Records about charts and figures
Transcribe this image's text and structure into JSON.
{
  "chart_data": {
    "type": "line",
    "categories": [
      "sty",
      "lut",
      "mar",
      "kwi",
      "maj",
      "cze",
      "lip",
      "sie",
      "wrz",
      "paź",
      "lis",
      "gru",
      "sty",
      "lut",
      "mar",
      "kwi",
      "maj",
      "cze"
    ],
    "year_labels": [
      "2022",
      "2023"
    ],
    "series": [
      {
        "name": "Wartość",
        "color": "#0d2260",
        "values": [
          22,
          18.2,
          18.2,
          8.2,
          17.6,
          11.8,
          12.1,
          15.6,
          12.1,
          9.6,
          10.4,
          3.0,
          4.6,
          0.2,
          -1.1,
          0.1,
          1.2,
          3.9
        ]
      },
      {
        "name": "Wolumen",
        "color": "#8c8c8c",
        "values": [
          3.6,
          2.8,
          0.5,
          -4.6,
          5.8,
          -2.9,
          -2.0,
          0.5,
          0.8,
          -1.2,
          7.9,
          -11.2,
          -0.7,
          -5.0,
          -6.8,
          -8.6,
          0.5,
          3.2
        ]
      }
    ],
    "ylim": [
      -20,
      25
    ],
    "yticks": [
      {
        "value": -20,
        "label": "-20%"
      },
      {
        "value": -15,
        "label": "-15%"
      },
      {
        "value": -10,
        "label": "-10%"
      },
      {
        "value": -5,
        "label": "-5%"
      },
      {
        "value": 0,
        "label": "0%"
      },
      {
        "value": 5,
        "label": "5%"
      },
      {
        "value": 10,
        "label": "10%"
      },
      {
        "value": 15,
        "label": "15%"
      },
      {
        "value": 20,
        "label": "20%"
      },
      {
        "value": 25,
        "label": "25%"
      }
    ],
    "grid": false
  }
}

...

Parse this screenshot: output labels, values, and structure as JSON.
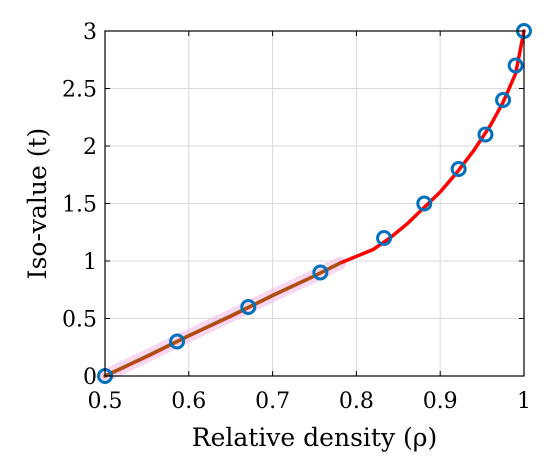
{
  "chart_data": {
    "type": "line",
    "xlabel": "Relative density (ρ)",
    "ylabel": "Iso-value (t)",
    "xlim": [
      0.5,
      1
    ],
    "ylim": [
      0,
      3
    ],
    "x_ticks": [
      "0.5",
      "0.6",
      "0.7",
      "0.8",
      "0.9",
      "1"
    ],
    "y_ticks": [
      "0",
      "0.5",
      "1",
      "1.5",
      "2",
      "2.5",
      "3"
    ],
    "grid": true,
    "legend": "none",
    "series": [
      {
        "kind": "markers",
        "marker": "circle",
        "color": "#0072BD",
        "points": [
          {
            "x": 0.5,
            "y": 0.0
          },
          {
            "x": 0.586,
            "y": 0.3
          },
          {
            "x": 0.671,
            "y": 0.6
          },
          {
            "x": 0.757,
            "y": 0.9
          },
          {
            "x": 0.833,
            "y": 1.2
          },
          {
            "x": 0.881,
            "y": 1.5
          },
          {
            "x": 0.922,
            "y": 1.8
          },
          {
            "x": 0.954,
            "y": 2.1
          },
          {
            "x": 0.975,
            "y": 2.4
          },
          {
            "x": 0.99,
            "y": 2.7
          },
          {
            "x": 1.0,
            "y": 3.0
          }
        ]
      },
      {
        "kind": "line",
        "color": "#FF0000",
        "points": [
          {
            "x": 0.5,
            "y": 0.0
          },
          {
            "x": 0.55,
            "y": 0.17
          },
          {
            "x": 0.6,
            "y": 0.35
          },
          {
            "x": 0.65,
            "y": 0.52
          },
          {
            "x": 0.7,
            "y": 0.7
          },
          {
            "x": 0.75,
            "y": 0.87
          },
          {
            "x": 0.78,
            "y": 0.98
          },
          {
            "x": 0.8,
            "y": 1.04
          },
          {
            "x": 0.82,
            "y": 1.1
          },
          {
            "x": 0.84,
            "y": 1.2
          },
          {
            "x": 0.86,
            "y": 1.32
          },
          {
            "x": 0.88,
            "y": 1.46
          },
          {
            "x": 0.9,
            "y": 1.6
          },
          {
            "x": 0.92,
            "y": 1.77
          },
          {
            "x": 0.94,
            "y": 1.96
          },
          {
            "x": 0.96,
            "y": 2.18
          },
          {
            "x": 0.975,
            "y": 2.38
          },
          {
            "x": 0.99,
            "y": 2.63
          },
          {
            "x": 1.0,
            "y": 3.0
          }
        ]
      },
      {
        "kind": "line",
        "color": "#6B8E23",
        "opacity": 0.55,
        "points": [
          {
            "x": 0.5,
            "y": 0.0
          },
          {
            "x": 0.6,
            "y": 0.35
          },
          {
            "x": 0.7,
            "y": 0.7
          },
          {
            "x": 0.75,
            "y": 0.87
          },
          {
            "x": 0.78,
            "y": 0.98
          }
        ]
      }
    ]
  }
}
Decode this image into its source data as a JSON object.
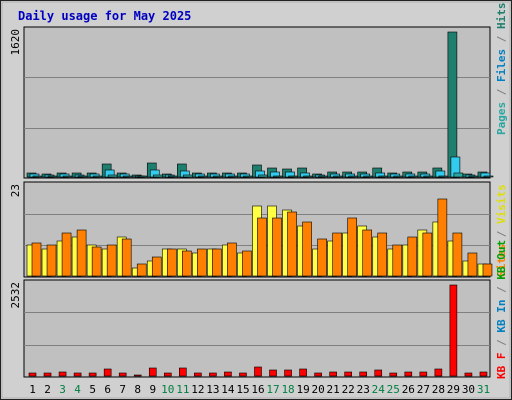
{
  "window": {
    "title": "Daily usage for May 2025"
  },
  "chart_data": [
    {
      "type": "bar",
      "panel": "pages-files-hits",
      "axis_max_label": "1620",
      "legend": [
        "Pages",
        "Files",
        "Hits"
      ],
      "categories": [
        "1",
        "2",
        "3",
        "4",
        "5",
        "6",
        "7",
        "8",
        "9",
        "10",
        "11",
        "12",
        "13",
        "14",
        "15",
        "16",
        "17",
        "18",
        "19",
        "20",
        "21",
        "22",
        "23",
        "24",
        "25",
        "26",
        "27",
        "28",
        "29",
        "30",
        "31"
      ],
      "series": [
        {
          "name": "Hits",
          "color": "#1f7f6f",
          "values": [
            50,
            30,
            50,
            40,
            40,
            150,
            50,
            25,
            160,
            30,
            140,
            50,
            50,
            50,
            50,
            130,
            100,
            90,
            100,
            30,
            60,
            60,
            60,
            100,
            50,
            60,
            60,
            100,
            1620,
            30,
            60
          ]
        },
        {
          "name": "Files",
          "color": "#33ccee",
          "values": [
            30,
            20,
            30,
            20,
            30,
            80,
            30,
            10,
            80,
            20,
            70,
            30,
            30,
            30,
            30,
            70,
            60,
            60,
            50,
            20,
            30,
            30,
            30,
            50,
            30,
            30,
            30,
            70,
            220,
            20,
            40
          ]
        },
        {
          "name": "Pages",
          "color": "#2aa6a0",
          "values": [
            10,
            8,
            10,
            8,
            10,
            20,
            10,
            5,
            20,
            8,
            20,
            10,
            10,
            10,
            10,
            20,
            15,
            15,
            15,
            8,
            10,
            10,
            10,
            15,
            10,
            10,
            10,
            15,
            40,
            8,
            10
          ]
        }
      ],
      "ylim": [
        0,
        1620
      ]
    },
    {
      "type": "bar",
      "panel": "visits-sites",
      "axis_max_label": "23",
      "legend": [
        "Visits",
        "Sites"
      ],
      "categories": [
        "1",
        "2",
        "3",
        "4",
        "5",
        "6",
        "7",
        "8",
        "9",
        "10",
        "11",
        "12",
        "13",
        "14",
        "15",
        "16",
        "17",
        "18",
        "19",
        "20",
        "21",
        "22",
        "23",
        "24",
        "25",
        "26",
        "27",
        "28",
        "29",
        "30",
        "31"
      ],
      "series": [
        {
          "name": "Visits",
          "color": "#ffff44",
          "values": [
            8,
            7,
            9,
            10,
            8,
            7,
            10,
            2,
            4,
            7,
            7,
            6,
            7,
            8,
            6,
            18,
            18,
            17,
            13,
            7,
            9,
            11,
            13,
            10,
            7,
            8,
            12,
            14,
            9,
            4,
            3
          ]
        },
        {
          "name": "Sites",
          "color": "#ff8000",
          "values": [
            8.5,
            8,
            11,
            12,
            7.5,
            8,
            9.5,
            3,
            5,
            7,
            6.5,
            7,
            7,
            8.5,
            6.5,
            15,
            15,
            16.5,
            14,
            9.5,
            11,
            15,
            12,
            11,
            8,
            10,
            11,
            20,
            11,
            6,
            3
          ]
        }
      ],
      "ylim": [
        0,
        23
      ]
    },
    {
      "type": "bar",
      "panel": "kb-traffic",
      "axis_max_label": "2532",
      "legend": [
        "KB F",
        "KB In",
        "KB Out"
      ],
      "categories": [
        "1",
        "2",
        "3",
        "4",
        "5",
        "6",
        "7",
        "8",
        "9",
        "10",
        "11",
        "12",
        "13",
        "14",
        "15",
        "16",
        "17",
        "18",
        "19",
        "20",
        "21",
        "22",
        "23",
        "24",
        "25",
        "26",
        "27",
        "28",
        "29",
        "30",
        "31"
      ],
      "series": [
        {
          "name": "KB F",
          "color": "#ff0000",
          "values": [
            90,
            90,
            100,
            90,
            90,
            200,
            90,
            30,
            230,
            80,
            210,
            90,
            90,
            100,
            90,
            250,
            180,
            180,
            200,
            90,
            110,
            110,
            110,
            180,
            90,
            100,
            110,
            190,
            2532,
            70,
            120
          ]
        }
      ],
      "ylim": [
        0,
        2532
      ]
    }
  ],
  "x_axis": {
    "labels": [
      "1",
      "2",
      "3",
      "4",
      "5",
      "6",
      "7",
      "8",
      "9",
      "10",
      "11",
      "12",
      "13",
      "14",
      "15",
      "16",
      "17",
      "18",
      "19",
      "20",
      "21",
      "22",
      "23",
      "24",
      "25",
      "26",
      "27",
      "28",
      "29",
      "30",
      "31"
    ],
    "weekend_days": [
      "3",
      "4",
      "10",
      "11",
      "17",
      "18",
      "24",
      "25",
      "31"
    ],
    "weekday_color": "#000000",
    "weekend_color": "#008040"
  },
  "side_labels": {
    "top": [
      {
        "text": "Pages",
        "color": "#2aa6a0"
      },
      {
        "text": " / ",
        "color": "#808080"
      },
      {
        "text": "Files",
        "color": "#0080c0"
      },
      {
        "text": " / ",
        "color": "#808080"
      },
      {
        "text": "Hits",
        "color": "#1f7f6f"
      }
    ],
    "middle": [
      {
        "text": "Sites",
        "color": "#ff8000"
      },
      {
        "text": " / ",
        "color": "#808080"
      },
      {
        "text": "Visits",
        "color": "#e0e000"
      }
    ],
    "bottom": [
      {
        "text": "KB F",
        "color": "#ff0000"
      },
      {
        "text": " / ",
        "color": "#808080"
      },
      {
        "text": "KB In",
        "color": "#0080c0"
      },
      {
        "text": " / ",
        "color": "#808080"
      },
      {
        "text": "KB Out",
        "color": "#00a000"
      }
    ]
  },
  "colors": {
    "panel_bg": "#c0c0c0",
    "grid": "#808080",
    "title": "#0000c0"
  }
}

# PROBLEM TO SOLVE:
Scan the material above. Extract every line in which the word "into" occurs.

# SOLUTION FOR THIS PROBLEM:
Transcribe this image's text and structure into JSON.
Decode this image into its source data as a JSON object.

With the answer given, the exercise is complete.